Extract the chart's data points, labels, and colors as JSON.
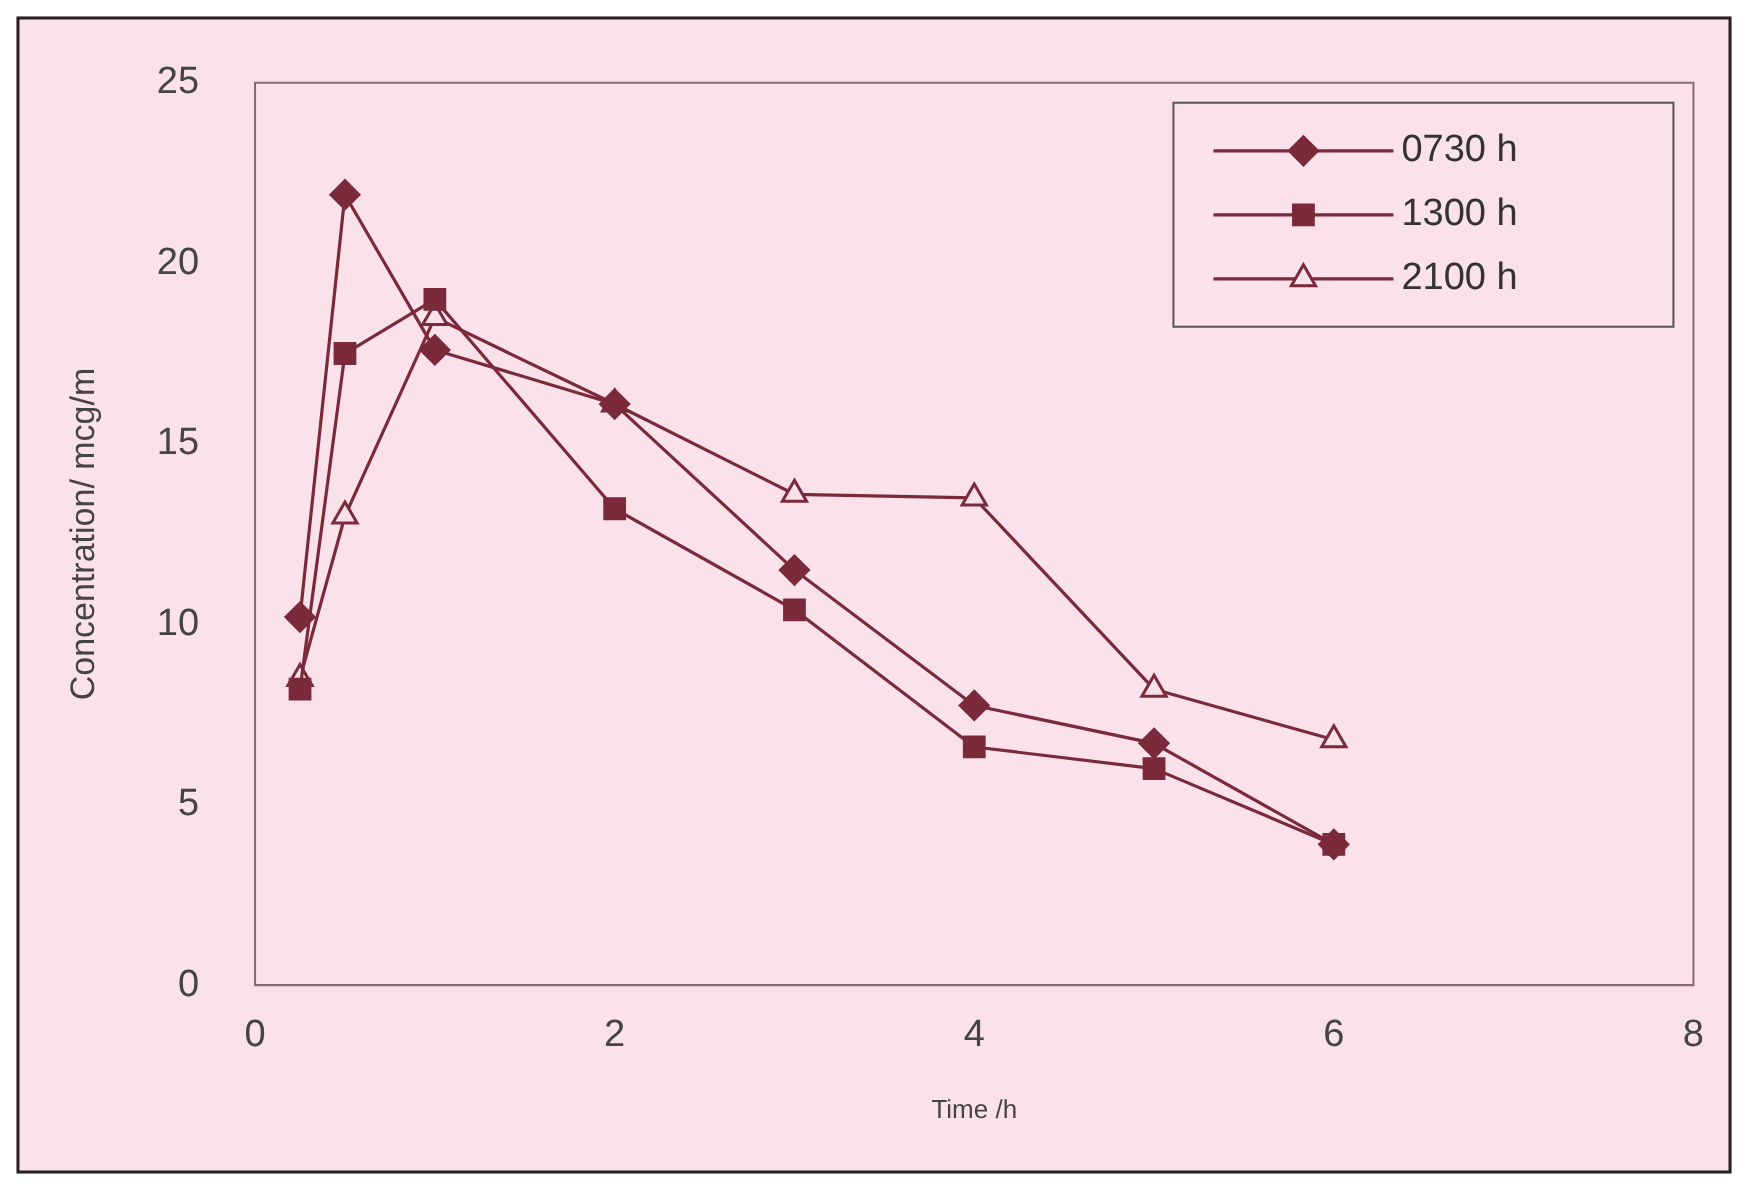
{
  "chart_data": {
    "type": "line",
    "xlabel": "Time /h",
    "ylabel": "Concentration/ mcg/m",
    "x": [
      0.25,
      0.5,
      1,
      2,
      3,
      4,
      5,
      6
    ],
    "series": [
      {
        "name": "0730 h",
        "color": "#7a2a3a",
        "marker": "diamond",
        "values": [
          10.2,
          21.9,
          17.6,
          16.1,
          11.5,
          7.75,
          6.7,
          3.9
        ]
      },
      {
        "name": "1300 h",
        "color": "#7a2a3a",
        "marker": "square",
        "values": [
          8.2,
          17.5,
          19.0,
          13.2,
          10.4,
          6.6,
          6.0,
          3.9
        ]
      },
      {
        "name": "2100 h",
        "color": "#7a2a3a",
        "marker": "triangle",
        "values": [
          8.5,
          13.0,
          18.5,
          16.1,
          13.6,
          13.5,
          8.2,
          6.8
        ]
      }
    ],
    "xlim": [
      0,
      8
    ],
    "xticks": [
      0,
      2,
      4,
      6,
      8
    ],
    "ylim": [
      0,
      25
    ],
    "yticks": [
      0,
      5,
      10,
      15,
      20,
      25
    ],
    "grid": false,
    "legend": "top right",
    "line_style": "solid"
  }
}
------------------------------------------------------------
To be done: Keep the pictures out of your copy, and repeat every entry above exactly.

Solution to this problem:
Extract the chart's data points, labels, and colors as JSON.
{
  "chart_data": {
    "type": "line",
    "xlabel": "Time /h",
    "ylabel": "Concentration/ mcg/m",
    "x": [
      0.25,
      0.5,
      1,
      2,
      3,
      4,
      5,
      6
    ],
    "series": [
      {
        "name": "0730 h",
        "color": "#7a2a3a",
        "marker": "diamond",
        "values": [
          10.2,
          21.9,
          17.6,
          16.1,
          11.5,
          7.75,
          6.7,
          3.9
        ]
      },
      {
        "name": "1300 h",
        "color": "#7a2a3a",
        "marker": "square",
        "values": [
          8.2,
          17.5,
          19.0,
          13.2,
          10.4,
          6.6,
          6.0,
          3.9
        ]
      },
      {
        "name": "2100 h",
        "color": "#7a2a3a",
        "marker": "triangle",
        "values": [
          8.5,
          13.0,
          18.5,
          16.1,
          13.6,
          13.5,
          8.2,
          6.8
        ]
      }
    ],
    "xlim": [
      0,
      8
    ],
    "xticks": [
      0,
      2,
      4,
      6,
      8
    ],
    "ylim": [
      0,
      25
    ],
    "yticks": [
      0,
      5,
      10,
      15,
      20,
      25
    ],
    "grid": false,
    "legend": "top right",
    "line_style": "solid"
  }
}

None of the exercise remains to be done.